== Record list ==
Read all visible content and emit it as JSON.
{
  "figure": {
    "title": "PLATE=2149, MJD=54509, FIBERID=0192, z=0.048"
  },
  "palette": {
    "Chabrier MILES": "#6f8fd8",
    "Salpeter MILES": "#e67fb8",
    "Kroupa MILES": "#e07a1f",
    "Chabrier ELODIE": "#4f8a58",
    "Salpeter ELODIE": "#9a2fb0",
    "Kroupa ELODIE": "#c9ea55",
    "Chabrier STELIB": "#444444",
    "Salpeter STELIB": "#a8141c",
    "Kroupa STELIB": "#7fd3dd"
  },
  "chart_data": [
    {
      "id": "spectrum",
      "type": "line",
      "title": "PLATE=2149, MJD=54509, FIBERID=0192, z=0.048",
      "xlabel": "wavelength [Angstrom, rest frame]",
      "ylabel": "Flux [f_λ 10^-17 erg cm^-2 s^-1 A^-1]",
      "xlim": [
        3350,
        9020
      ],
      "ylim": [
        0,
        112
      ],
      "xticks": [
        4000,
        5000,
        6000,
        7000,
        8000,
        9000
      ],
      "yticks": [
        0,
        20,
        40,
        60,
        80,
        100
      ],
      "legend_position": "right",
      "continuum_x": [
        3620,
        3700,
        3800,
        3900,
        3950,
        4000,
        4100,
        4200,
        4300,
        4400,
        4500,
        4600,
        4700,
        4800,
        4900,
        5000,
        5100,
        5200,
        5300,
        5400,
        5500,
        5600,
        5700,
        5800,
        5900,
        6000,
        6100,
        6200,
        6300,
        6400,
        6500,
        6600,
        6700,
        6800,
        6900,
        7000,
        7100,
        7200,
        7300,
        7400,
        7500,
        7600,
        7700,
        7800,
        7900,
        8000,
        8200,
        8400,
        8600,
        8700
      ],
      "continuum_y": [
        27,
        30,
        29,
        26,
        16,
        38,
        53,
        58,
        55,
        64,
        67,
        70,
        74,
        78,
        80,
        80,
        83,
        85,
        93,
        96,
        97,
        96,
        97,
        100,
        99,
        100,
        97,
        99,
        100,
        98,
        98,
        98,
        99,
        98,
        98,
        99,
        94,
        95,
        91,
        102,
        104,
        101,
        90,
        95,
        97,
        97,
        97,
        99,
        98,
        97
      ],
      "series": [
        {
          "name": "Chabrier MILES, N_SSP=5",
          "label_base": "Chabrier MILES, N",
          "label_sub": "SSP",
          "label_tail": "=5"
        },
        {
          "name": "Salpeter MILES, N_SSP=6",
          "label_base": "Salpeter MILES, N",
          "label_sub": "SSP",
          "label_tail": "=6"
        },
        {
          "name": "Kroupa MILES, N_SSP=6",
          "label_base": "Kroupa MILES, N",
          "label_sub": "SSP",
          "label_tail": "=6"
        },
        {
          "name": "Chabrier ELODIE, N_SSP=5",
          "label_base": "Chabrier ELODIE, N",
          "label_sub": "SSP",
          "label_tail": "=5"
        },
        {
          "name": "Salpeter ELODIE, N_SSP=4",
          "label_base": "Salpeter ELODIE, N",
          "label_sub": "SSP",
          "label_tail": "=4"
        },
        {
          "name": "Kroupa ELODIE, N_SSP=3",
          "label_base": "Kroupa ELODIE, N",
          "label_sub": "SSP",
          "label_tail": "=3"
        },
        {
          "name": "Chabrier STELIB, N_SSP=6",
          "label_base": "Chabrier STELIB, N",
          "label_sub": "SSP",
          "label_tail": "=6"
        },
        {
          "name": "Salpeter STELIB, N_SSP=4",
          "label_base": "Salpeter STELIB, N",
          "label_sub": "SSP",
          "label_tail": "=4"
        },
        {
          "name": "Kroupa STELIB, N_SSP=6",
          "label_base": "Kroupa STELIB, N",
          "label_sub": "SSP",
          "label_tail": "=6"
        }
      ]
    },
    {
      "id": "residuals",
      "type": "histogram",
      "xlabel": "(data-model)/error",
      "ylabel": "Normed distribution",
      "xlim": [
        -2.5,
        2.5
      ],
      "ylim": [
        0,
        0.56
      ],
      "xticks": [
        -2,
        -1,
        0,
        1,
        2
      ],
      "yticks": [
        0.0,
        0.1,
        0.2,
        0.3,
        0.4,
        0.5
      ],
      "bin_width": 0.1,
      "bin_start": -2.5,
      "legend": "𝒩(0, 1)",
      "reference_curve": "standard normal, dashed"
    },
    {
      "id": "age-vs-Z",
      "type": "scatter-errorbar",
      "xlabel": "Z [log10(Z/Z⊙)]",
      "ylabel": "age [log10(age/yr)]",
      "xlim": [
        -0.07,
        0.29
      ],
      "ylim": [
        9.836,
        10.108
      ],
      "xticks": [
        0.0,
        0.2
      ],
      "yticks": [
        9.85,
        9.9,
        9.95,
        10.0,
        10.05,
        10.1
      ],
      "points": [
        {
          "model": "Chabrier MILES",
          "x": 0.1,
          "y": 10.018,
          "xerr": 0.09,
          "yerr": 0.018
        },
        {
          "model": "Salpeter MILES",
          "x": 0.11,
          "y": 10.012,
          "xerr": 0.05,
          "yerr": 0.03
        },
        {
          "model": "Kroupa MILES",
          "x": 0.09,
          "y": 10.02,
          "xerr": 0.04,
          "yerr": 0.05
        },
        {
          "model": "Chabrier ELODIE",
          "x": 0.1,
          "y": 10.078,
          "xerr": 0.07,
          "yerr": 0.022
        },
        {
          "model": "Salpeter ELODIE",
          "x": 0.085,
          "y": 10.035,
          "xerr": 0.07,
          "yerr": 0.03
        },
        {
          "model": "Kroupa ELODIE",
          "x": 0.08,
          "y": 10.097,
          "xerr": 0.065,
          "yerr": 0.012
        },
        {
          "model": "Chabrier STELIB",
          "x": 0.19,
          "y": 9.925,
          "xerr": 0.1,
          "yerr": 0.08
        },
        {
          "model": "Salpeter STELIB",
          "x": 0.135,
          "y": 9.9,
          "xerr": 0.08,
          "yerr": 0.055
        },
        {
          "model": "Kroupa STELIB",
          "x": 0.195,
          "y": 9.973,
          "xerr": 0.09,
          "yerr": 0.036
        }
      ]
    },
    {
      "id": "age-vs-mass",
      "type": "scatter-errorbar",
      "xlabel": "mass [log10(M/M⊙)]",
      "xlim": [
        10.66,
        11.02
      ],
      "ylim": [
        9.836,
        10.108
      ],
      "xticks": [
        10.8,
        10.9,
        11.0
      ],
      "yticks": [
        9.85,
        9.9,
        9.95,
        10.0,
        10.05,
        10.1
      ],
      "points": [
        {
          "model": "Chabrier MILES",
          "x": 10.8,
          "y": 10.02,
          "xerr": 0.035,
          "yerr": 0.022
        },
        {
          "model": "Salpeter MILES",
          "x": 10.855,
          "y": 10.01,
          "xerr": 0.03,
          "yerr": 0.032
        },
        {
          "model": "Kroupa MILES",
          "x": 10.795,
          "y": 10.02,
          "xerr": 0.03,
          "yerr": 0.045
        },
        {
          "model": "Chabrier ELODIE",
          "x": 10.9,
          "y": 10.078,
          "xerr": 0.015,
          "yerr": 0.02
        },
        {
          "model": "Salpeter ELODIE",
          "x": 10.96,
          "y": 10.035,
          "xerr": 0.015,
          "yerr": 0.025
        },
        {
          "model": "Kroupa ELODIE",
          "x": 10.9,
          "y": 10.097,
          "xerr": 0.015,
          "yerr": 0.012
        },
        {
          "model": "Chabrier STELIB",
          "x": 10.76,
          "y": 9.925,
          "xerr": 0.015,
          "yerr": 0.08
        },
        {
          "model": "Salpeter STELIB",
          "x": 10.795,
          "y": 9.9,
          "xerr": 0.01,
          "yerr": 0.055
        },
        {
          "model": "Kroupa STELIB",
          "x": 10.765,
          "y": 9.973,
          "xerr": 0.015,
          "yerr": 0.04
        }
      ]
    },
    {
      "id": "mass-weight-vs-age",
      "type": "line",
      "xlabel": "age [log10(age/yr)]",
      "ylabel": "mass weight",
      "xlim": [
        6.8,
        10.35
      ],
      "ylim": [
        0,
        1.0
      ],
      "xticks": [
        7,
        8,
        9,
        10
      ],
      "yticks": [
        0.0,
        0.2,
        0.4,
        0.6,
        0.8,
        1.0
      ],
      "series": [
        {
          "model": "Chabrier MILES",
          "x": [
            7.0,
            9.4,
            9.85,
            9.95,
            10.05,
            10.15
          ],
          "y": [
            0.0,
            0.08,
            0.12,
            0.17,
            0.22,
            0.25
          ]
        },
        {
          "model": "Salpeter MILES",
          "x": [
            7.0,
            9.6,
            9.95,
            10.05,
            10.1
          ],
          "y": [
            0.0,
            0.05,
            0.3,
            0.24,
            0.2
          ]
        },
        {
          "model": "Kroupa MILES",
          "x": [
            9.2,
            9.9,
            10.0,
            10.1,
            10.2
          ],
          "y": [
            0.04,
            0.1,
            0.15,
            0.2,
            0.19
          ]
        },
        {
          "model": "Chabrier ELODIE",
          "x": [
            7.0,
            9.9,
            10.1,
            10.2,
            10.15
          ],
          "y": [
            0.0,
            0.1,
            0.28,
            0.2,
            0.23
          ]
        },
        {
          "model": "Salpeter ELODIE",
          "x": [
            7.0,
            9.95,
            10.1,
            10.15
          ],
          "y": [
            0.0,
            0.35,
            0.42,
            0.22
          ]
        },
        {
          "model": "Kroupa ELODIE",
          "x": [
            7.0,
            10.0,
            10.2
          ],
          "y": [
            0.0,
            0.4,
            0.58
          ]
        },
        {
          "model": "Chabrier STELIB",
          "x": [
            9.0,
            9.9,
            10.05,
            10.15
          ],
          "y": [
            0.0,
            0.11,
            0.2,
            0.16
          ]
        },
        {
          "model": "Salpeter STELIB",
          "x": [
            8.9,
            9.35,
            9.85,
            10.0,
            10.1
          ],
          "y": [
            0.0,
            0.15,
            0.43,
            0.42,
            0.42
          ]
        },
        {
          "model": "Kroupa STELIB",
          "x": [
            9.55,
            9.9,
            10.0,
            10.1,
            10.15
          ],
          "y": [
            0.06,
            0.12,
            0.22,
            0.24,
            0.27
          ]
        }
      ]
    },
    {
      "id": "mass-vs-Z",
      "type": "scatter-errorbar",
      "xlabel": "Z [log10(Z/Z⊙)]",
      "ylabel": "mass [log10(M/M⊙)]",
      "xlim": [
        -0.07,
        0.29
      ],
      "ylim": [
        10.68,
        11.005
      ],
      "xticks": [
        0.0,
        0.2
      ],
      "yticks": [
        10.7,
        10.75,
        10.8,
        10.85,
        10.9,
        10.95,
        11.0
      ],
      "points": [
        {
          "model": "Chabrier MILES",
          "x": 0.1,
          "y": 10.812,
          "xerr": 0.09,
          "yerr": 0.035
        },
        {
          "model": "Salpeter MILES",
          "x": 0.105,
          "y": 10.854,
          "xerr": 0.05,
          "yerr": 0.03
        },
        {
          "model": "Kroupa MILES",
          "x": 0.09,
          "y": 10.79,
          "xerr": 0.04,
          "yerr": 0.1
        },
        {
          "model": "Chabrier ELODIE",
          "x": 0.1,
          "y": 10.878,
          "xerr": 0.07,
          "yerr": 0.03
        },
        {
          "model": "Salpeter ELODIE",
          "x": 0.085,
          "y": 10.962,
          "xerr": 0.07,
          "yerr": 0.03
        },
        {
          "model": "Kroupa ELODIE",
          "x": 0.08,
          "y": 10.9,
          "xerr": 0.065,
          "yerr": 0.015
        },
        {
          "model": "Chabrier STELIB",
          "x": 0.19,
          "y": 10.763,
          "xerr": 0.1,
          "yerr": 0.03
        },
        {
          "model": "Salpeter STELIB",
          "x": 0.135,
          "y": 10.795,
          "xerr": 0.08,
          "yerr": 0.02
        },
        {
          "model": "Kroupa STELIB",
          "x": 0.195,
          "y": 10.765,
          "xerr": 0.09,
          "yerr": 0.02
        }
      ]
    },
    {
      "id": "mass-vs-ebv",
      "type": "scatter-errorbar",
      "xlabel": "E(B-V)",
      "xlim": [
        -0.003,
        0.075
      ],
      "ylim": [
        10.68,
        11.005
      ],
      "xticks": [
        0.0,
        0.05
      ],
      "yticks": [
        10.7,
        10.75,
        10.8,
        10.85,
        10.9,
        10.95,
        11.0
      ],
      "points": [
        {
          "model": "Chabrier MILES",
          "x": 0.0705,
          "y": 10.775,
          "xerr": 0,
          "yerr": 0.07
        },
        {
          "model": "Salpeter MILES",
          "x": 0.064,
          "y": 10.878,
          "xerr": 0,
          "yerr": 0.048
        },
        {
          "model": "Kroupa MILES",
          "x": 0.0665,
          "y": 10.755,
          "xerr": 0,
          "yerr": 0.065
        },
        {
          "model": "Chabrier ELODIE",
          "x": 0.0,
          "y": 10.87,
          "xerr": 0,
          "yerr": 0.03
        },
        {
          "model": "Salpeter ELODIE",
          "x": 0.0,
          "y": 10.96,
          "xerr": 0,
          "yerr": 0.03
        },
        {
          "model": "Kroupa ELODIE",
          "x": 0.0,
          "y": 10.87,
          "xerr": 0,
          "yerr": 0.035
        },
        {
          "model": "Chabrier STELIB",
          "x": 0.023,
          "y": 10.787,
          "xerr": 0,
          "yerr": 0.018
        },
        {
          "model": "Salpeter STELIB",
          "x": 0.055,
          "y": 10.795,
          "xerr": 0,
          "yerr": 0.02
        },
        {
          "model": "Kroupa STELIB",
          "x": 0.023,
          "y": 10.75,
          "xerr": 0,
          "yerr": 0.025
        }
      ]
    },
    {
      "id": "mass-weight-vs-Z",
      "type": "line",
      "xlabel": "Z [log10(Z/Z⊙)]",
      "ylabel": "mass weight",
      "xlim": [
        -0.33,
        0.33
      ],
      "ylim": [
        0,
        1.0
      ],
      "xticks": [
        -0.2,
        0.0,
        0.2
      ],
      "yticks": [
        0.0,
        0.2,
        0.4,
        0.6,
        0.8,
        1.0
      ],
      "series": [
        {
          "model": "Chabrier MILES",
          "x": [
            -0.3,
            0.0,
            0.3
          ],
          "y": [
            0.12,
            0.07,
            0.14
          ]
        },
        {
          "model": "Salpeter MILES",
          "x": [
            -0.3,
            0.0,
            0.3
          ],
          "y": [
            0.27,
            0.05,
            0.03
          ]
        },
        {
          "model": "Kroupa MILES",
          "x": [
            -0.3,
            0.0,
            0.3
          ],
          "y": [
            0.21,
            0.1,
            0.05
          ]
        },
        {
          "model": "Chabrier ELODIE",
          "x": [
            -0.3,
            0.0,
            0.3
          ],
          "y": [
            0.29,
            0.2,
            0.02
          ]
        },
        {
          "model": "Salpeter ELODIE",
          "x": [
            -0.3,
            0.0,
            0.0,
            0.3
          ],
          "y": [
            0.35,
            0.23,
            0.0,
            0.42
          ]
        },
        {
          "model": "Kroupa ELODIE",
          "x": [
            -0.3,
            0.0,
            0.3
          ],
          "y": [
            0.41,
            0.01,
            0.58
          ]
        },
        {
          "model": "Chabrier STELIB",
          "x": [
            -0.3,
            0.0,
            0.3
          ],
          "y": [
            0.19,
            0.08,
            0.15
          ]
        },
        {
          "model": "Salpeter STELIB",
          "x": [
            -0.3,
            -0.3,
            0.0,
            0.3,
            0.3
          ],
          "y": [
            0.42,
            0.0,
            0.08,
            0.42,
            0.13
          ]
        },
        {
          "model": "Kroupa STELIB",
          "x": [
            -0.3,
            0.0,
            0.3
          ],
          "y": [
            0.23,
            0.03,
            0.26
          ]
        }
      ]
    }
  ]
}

== What the task requires ==
Pull out each line of the entries that contains "xlabel".

== Solved exercise ==
      "xlabel": "wavelength [Angstrom, rest frame]",
      "xlabel": "(data-model)/error",
      "xlabel": "Z [log10(Z/Z⊙)]",
      "xlabel": "mass [log10(M/M⊙)]",
      "xlabel": "age [log10(age/yr)]",
      "xlabel": "Z [log10(Z/Z⊙)]",
      "xlabel": "E(B-V)",
      "xlabel": "Z [log10(Z/Z⊙)]",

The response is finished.